| Prompt |
Extract every line that contains the string "Therapeutics".
++++++++++++++++++++
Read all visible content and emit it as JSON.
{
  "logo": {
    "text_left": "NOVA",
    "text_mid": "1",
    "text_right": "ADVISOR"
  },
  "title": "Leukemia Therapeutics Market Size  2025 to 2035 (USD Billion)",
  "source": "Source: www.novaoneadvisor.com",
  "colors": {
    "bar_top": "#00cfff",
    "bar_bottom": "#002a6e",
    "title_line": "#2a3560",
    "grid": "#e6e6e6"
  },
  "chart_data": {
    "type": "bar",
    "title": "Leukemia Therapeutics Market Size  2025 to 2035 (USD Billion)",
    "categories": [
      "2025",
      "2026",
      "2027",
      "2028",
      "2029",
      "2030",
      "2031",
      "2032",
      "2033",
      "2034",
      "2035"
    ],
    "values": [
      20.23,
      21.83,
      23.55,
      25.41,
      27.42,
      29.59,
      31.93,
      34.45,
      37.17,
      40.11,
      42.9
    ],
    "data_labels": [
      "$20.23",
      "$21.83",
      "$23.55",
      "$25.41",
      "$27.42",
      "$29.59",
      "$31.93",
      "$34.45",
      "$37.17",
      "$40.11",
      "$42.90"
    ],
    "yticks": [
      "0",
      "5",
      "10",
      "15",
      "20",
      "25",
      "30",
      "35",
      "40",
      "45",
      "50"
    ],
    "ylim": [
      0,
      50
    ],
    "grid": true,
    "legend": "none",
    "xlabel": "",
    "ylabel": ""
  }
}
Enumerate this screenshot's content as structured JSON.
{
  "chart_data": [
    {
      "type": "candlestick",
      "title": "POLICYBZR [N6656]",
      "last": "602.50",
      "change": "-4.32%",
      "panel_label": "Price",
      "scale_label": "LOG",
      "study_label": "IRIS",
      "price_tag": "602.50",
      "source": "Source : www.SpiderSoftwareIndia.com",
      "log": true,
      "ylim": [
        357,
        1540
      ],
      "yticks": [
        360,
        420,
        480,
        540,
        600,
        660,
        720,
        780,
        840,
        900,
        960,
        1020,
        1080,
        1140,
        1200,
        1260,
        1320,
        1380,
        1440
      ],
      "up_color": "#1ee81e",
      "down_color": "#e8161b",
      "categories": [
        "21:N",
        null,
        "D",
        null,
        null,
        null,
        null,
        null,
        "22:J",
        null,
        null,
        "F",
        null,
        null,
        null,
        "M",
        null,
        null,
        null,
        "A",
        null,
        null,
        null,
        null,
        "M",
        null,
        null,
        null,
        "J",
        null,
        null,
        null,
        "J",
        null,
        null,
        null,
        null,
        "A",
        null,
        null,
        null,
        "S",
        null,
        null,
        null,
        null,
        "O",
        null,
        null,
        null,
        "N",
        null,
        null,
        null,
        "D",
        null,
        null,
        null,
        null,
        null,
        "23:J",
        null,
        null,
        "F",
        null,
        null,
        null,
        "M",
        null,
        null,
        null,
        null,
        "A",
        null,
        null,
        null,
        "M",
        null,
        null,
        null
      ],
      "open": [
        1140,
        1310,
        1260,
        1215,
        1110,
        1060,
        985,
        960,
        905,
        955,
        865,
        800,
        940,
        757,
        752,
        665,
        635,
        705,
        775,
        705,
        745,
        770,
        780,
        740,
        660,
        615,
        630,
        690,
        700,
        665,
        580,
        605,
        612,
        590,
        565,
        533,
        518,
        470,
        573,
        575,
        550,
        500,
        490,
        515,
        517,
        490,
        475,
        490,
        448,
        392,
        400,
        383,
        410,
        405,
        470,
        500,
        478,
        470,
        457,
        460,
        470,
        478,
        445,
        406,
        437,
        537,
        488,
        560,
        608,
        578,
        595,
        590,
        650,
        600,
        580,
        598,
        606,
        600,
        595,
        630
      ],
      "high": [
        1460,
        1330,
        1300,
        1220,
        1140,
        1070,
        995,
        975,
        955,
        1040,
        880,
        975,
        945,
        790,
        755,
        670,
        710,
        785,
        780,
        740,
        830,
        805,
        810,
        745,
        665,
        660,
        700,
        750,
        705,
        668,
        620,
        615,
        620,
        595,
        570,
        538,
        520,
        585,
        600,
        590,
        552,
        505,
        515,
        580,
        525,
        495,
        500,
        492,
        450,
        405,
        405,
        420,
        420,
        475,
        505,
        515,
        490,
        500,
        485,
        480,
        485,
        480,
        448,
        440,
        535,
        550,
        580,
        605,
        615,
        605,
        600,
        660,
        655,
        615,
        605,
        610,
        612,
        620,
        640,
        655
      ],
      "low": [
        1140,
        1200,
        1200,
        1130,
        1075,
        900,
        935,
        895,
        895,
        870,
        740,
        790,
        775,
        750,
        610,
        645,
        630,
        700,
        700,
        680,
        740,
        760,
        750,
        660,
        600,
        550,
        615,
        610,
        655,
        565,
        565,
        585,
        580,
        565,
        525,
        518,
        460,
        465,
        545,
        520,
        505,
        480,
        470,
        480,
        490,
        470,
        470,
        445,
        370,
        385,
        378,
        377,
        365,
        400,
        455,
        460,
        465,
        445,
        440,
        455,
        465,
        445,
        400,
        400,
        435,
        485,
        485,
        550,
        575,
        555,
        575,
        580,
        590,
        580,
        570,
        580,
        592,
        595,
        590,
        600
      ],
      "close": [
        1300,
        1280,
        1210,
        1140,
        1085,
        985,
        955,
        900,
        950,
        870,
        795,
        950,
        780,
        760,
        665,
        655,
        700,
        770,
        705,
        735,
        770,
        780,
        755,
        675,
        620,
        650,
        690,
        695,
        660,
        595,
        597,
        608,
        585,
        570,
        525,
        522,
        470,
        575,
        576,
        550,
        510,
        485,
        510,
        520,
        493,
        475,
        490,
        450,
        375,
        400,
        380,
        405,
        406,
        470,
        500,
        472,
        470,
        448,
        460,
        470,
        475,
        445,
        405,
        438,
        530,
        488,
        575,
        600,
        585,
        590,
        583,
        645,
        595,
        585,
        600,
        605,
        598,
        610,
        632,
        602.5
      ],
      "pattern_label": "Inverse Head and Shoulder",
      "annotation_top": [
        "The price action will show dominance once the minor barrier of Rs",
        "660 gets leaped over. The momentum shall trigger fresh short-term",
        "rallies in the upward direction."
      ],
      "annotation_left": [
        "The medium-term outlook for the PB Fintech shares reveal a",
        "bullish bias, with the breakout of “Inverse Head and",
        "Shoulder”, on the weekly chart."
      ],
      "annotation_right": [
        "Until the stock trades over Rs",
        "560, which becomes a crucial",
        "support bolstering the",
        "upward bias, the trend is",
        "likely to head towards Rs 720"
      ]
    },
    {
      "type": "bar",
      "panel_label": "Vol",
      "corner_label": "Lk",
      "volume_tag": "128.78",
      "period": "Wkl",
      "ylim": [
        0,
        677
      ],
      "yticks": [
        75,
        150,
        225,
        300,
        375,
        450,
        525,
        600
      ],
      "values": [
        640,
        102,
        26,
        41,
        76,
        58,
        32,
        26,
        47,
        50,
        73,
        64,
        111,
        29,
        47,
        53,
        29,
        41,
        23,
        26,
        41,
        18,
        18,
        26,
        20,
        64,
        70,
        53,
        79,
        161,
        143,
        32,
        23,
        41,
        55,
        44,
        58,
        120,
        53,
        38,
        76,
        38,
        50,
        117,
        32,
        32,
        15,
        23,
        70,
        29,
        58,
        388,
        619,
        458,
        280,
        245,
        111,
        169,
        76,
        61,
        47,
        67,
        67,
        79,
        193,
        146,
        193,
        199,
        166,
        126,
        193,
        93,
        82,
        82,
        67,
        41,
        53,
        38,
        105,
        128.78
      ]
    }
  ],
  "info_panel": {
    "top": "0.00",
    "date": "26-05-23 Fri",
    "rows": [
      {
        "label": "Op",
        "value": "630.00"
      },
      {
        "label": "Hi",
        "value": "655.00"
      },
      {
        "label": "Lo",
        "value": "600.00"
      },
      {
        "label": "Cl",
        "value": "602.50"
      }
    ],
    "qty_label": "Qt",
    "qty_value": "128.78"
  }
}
++++++++++++++++++++
| Solution to this exercise |
  "title": "Leukemia Therapeutics Market Size  2025 to 2035 (USD Billion)",
    "title": "Leukemia Therapeutics Market Size  2025 to 2035 (USD Billion)",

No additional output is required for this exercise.